Collect the lines of the entries where "Share" shows up.
-- begin Data shown --
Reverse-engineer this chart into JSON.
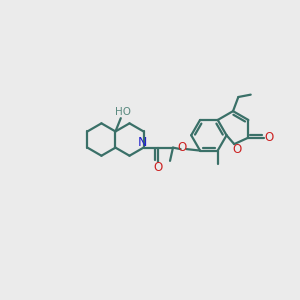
{
  "background_color": "#ebebeb",
  "bond_color": "#3a7068",
  "bond_width": 1.6,
  "N_color": "#2222cc",
  "O_color": "#cc2222",
  "H_color": "#5a8a80",
  "figsize": [
    3.0,
    3.0
  ],
  "dpi": 100,
  "xlim": [
    0,
    10
  ],
  "ylim": [
    0,
    10
  ]
}
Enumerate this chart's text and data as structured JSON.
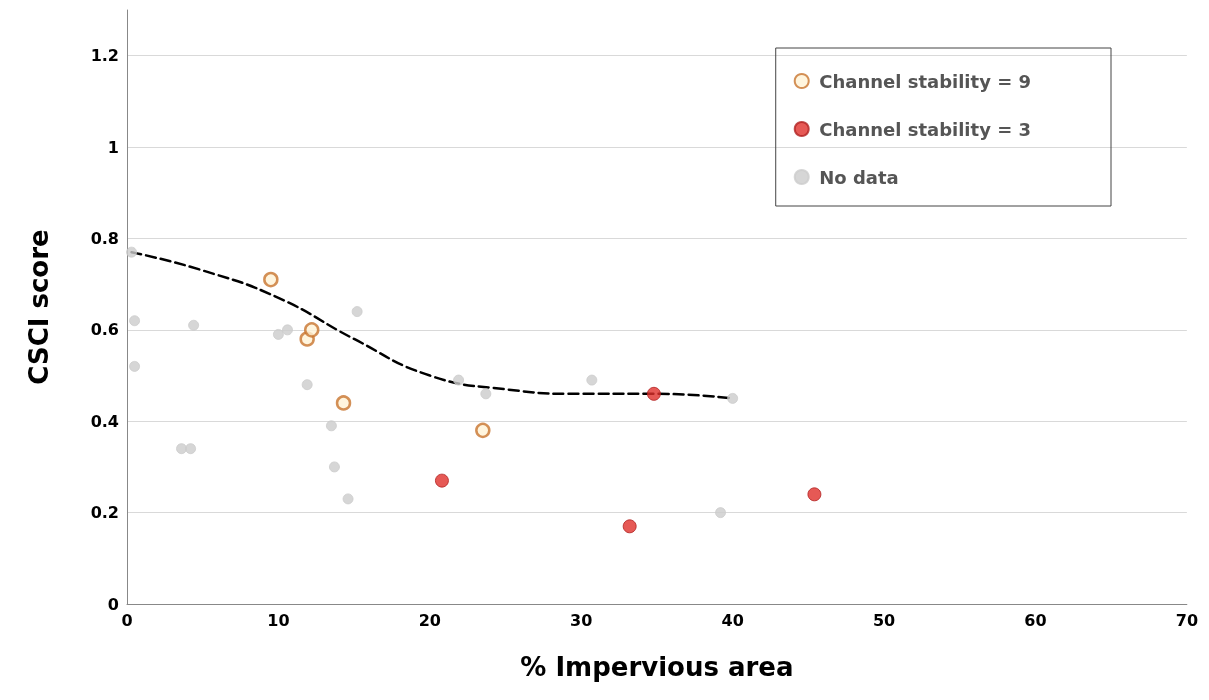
{
  "chart_data": {
    "type": "scatter",
    "xlabel": "% Impervious area",
    "ylabel": "CSCI score",
    "xlim": [
      0,
      70
    ],
    "xticks": [
      0,
      10,
      20,
      30,
      40,
      50,
      60,
      70
    ],
    "ylim": [
      0,
      1.3
    ],
    "yticks": [
      0,
      0.2,
      0.4,
      0.6,
      0.8,
      1,
      1.2
    ],
    "grid": "y",
    "legend": "top right",
    "marker": "circle",
    "series": [
      {
        "name": "Channel stability = 9",
        "color": "#c8742e",
        "x": [
          9.5,
          11.9,
          12.2,
          14.3,
          23.5
        ],
        "values": [
          0.71,
          0.58,
          0.6,
          0.44,
          0.38
        ]
      },
      {
        "name": "Channel stability = 3",
        "color": "#e0302a",
        "x": [
          20.8,
          33.2,
          34.8,
          45.4
        ],
        "values": [
          0.27,
          0.17,
          0.46,
          0.24
        ]
      },
      {
        "name": "No data",
        "color": "#cccccc",
        "x": [
          0.3,
          0.5,
          0.5,
          3.6,
          4.2,
          4.4,
          10.0,
          10.6,
          11.9,
          13.5,
          13.7,
          14.6,
          15.2,
          21.9,
          23.7,
          30.7,
          39.2,
          40.0
        ],
        "values": [
          0.77,
          0.62,
          0.52,
          0.34,
          0.34,
          0.61,
          0.59,
          0.6,
          0.48,
          0.39,
          0.3,
          0.23,
          0.64,
          0.49,
          0.46,
          0.49,
          0.2,
          0.45
        ]
      },
      {
        "type": "line",
        "color": "#000000",
        "marker": "none",
        "line_style": "dashed",
        "x": [
          0.3,
          5,
          10,
          15,
          20,
          25,
          30,
          35,
          40
        ],
        "values": [
          0.77,
          0.73,
          0.67,
          0.58,
          0.5,
          0.47,
          0.46,
          0.46,
          0.45
        ]
      }
    ]
  }
}
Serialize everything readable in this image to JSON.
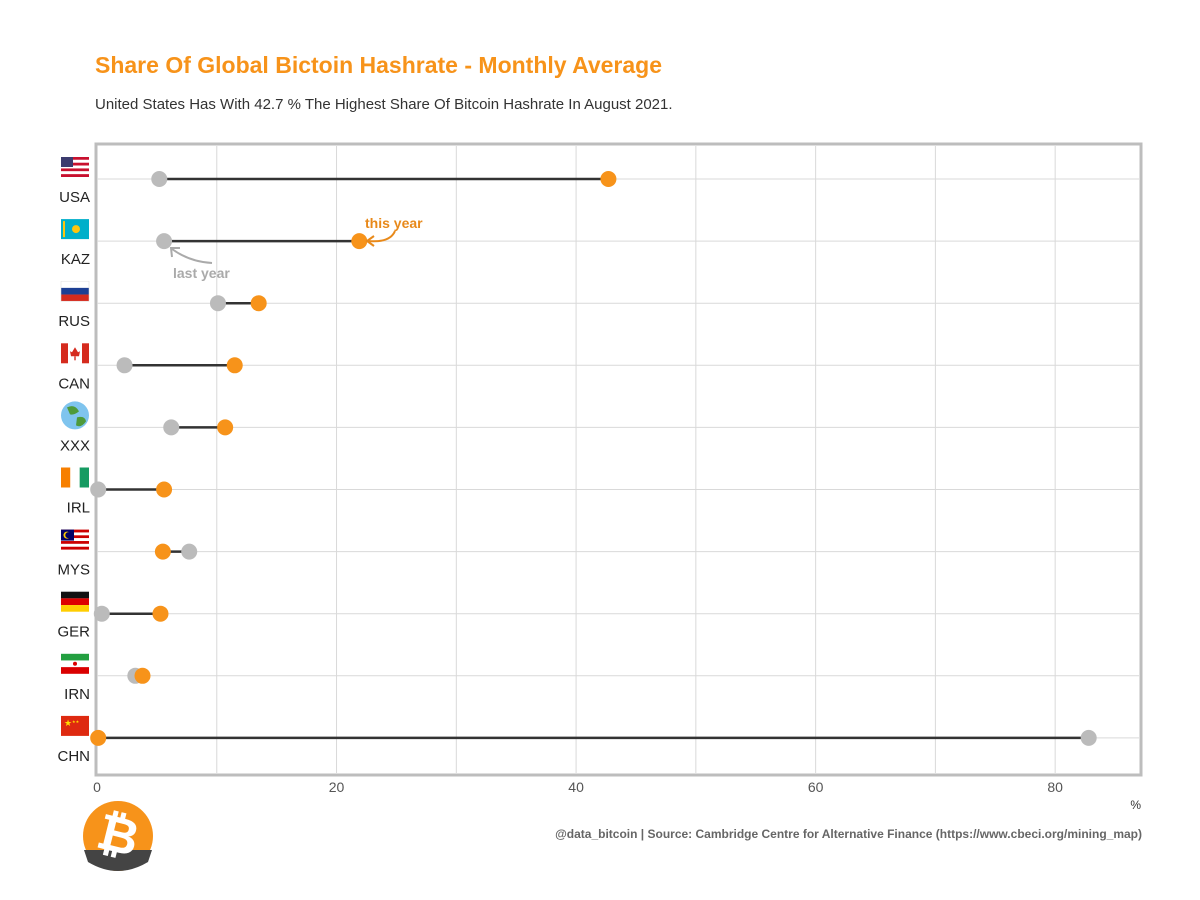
{
  "title": "Share Of Global Bictoin Hashrate - Monthly Average",
  "subtitle": "United States Has With 42.7 % The Highest Share Of Bitcoin Hashrate In August 2021.",
  "source": "@data_bitcoin | Source: Cambridge Centre for Alternative Finance (https://www.cbeci.org/mining_map)",
  "colors": {
    "this_year": "#F7931A",
    "last_year": "#BBBBBB",
    "segment": "#333333",
    "grid": "#D9D9D9",
    "frame": "#BDBDBD"
  },
  "annotations": {
    "this_year": "this year",
    "last_year": "last year"
  },
  "chart_data": {
    "type": "dumbbell",
    "x_unit": "%",
    "xlim": [
      0,
      87
    ],
    "x_ticks": [
      0,
      20,
      40,
      60,
      80
    ],
    "grid": true,
    "series": [
      {
        "name": "last year",
        "color": "#BBBBBB"
      },
      {
        "name": "this year",
        "color": "#F7931A"
      }
    ],
    "rows": [
      {
        "label": "USA",
        "flag": "us-flag-icon",
        "last_year": 5.2,
        "this_year": 42.7
      },
      {
        "label": "KAZ",
        "flag": "kz-flag-icon",
        "last_year": 5.6,
        "this_year": 21.9
      },
      {
        "label": "RUS",
        "flag": "ru-flag-icon",
        "last_year": 10.1,
        "this_year": 13.5
      },
      {
        "label": "CAN",
        "flag": "ca-flag-icon",
        "last_year": 2.3,
        "this_year": 11.5
      },
      {
        "label": "XXX",
        "flag": "globe-icon",
        "last_year": 6.2,
        "this_year": 10.7
      },
      {
        "label": "IRL",
        "flag": "ie-flag-icon",
        "last_year": 0.1,
        "this_year": 5.6
      },
      {
        "label": "MYS",
        "flag": "my-flag-icon",
        "last_year": 7.7,
        "this_year": 5.5
      },
      {
        "label": "GER",
        "flag": "de-flag-icon",
        "last_year": 0.4,
        "this_year": 5.3
      },
      {
        "label": "IRN",
        "flag": "ir-flag-icon",
        "last_year": 3.2,
        "this_year": 3.8
      },
      {
        "label": "CHN",
        "flag": "cn-flag-icon",
        "last_year": 82.8,
        "this_year": 0.1
      }
    ]
  }
}
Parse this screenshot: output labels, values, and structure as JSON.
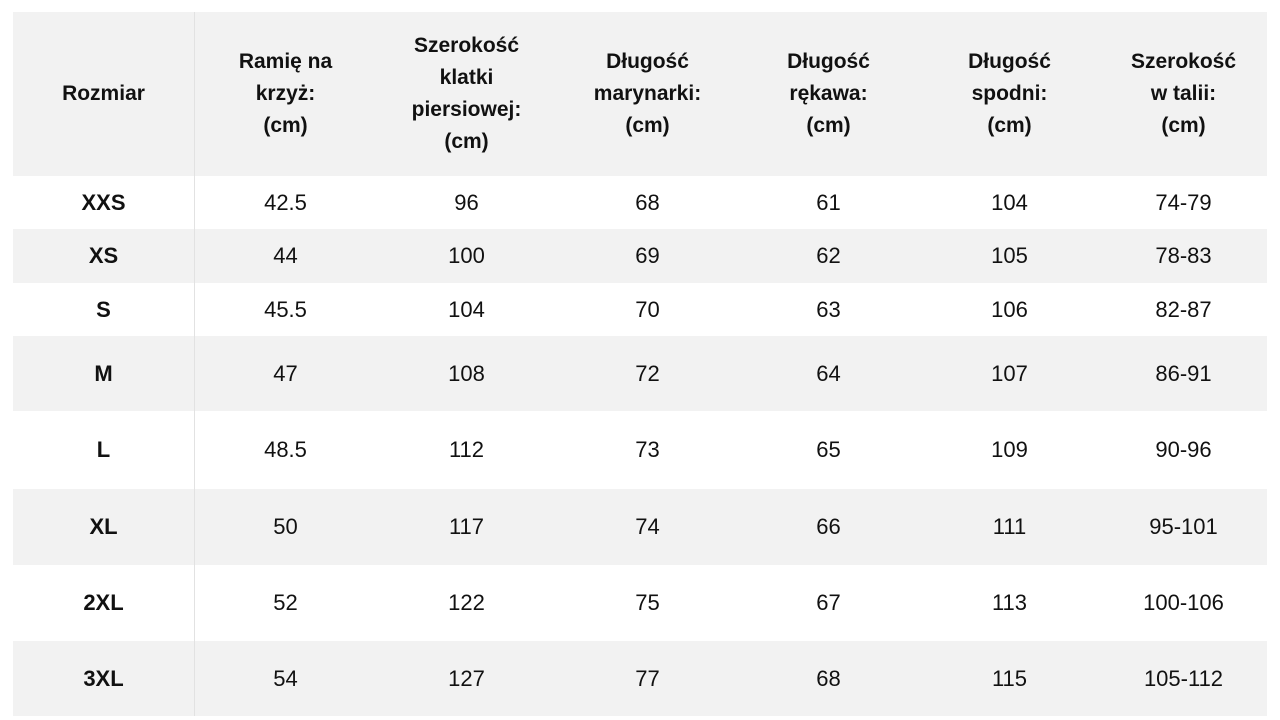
-- end Data shown --
◆ Output for this task ◆
  "title": "Share Of Global Bictoin Hashrate - Monthly Average",
  "subtitle": "United States Has With 42.7 % The Highest Share Of Bitcoin Hashrate In August 2021.",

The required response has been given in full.